WHAT THIS TASK INVOLVES: In your copy, leave out the pictures; write out all the data exactly.

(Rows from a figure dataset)

:::::

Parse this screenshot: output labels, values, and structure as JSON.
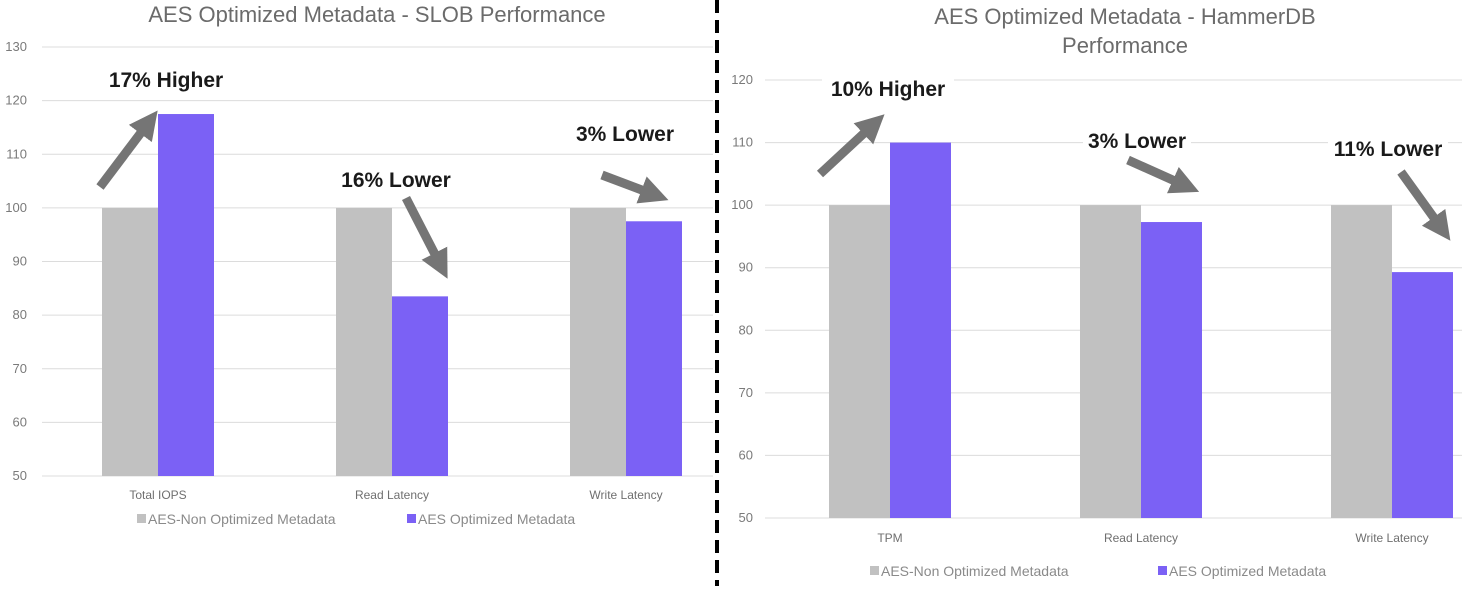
{
  "colors": {
    "series_non_optimized": "#c1c1c1",
    "series_optimized": "#7b61f5",
    "arrow": "#757575",
    "divider": "#000000"
  },
  "chart_data": [
    {
      "type": "bar",
      "title": "AES Optimized Metadata - SLOB Performance",
      "categories": [
        "Total IOPS",
        "Read Latency",
        "Write Latency"
      ],
      "series": [
        {
          "name": "AES-Non Optimized Metadata",
          "values": [
            100,
            100,
            100
          ]
        },
        {
          "name": "AES Optimized Metadata",
          "values": [
            117.5,
            83.5,
            97.5
          ]
        }
      ],
      "ylim": [
        50,
        130
      ],
      "yticks": [
        "50",
        "60",
        "70",
        "80",
        "90",
        "100",
        "110",
        "120",
        "130"
      ],
      "xlabel": "",
      "ylabel": "",
      "grid": true,
      "legend": "bottom",
      "annotations": [
        {
          "text": "17% Higher",
          "direction": "up"
        },
        {
          "text": "16% Lower",
          "direction": "down"
        },
        {
          "text": "3% Lower",
          "direction": "down"
        }
      ]
    },
    {
      "type": "bar",
      "title": "AES Optimized Metadata - HammerDB Performance",
      "title_lines": [
        "AES Optimized Metadata - HammerDB",
        "Performance"
      ],
      "categories": [
        "TPM",
        "Read Latency",
        "Write Latency"
      ],
      "series": [
        {
          "name": "AES-Non Optimized Metadata",
          "values": [
            100,
            100,
            100
          ]
        },
        {
          "name": "AES Optimized Metadata",
          "values": [
            110,
            97.3,
            89.3
          ]
        }
      ],
      "ylim": [
        50,
        120
      ],
      "yticks": [
        "50",
        "60",
        "70",
        "80",
        "90",
        "100",
        "110",
        "120"
      ],
      "xlabel": "",
      "ylabel": "",
      "grid": true,
      "legend": "bottom",
      "annotations": [
        {
          "text": "10% Higher",
          "direction": "up"
        },
        {
          "text": "3% Lower",
          "direction": "down"
        },
        {
          "text": "11% Lower",
          "direction": "down"
        }
      ]
    }
  ]
}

:::::

RESULT OF THE EXERCISE:
Parse this screenshot: output labels, values, and structure as JSON.
{
  "colors": {
    "series_non_optimized": "#c1c1c1",
    "series_optimized": "#7b61f5",
    "arrow": "#757575",
    "divider": "#000000"
  },
  "chart_data": [
    {
      "type": "bar",
      "title": "AES Optimized Metadata - SLOB Performance",
      "categories": [
        "Total IOPS",
        "Read Latency",
        "Write Latency"
      ],
      "series": [
        {
          "name": "AES-Non Optimized Metadata",
          "values": [
            100,
            100,
            100
          ]
        },
        {
          "name": "AES Optimized Metadata",
          "values": [
            117.5,
            83.5,
            97.5
          ]
        }
      ],
      "ylim": [
        50,
        130
      ],
      "yticks": [
        "50",
        "60",
        "70",
        "80",
        "90",
        "100",
        "110",
        "120",
        "130"
      ],
      "xlabel": "",
      "ylabel": "",
      "grid": true,
      "legend": "bottom",
      "annotations": [
        {
          "text": "17% Higher",
          "direction": "up"
        },
        {
          "text": "16% Lower",
          "direction": "down"
        },
        {
          "text": "3% Lower",
          "direction": "down"
        }
      ]
    },
    {
      "type": "bar",
      "title": "AES Optimized Metadata - HammerDB Performance",
      "title_lines": [
        "AES Optimized Metadata - HammerDB",
        "Performance"
      ],
      "categories": [
        "TPM",
        "Read Latency",
        "Write Latency"
      ],
      "series": [
        {
          "name": "AES-Non Optimized Metadata",
          "values": [
            100,
            100,
            100
          ]
        },
        {
          "name": "AES Optimized Metadata",
          "values": [
            110,
            97.3,
            89.3
          ]
        }
      ],
      "ylim": [
        50,
        120
      ],
      "yticks": [
        "50",
        "60",
        "70",
        "80",
        "90",
        "100",
        "110",
        "120"
      ],
      "xlabel": "",
      "ylabel": "",
      "grid": true,
      "legend": "bottom",
      "annotations": [
        {
          "text": "10% Higher",
          "direction": "up"
        },
        {
          "text": "3% Lower",
          "direction": "down"
        },
        {
          "text": "11% Lower",
          "direction": "down"
        }
      ]
    }
  ]
}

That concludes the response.